_Written exercise_.
Your task is to retype each line of the data below exactly.

Records from a collection:
• • • •
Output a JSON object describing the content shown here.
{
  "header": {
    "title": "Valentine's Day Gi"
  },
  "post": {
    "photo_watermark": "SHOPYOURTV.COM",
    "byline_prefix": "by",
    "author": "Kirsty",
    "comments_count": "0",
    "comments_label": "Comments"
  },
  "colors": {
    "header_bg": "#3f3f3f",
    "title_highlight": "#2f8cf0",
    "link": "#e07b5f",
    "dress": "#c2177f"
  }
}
• • • •
_Task answer_.
Output a JSON object describing the content shown here.
{
  "header": {
    "title": "Valentine's Day Gi"
  },
  "post": {
    "photo_watermark": "SHOPYOURTV.COM",
    "byline_prefix": "by",
    "author": "Kirsty",
    "comments_count": "0",
    "comments_label": "Comments"
  },
  "colors": {
    "header_bg": "#3f3f3f",
    "title_highlight": "#2f8cf0",
    "link": "#e07b5f",
    "dress": "#c2177f"
  }
}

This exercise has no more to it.